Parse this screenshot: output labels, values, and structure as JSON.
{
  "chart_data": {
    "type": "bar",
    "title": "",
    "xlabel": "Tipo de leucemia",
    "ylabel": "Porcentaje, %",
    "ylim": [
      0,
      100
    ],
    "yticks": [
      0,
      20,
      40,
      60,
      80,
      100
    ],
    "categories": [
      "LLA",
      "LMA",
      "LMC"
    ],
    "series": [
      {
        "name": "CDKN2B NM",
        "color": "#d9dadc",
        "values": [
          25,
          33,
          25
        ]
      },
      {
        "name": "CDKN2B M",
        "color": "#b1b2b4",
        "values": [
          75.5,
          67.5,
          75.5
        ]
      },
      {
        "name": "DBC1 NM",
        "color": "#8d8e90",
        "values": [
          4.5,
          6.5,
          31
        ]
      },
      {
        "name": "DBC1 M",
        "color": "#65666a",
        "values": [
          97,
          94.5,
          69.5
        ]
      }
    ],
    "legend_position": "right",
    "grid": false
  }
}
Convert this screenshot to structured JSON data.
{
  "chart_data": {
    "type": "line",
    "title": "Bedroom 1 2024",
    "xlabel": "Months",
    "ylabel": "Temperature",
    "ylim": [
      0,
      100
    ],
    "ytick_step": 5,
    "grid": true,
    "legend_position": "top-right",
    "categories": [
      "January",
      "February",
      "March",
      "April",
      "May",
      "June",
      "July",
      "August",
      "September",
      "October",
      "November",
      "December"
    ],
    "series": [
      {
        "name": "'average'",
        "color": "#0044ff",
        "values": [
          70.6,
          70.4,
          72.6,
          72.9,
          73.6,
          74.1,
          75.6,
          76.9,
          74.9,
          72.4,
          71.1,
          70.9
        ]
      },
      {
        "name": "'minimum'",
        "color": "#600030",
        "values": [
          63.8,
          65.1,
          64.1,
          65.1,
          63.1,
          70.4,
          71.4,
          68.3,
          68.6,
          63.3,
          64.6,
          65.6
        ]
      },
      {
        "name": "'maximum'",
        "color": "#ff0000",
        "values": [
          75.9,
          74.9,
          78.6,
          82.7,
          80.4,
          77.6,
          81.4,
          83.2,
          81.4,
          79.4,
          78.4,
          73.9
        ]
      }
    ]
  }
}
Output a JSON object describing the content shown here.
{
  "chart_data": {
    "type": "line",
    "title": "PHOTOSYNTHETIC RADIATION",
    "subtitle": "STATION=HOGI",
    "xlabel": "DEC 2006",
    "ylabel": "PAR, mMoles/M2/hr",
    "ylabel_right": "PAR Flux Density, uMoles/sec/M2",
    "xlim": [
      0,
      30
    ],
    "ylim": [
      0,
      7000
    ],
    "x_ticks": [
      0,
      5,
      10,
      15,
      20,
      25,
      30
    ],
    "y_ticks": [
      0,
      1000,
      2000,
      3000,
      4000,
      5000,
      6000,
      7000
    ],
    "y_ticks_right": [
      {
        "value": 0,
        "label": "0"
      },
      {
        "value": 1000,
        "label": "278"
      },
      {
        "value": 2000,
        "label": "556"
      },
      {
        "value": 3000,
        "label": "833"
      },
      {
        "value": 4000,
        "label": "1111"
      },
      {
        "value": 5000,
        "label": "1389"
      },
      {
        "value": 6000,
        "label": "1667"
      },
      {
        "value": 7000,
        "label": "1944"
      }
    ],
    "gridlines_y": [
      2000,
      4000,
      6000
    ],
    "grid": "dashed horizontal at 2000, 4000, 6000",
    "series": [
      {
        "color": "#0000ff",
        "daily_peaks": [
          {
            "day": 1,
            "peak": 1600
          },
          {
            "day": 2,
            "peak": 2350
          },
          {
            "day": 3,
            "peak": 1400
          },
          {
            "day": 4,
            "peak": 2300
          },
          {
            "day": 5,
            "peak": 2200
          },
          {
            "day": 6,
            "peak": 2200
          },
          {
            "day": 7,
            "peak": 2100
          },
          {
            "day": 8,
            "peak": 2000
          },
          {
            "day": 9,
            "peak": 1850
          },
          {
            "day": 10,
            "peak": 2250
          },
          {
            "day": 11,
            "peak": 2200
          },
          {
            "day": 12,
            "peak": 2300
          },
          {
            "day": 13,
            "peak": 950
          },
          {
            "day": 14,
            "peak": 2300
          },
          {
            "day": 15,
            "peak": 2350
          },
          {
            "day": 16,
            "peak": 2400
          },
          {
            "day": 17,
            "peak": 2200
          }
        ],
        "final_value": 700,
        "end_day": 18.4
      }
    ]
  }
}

_ _ _ _

WHAT IS ASKED
Copy each line of the listing that includes "JSON".

TASK RESPONSE
Parse this screenshot: output labels, values, and structure as JSON.
Convert this screenshot to structured JSON data.
Output a JSON object describing the content shown here.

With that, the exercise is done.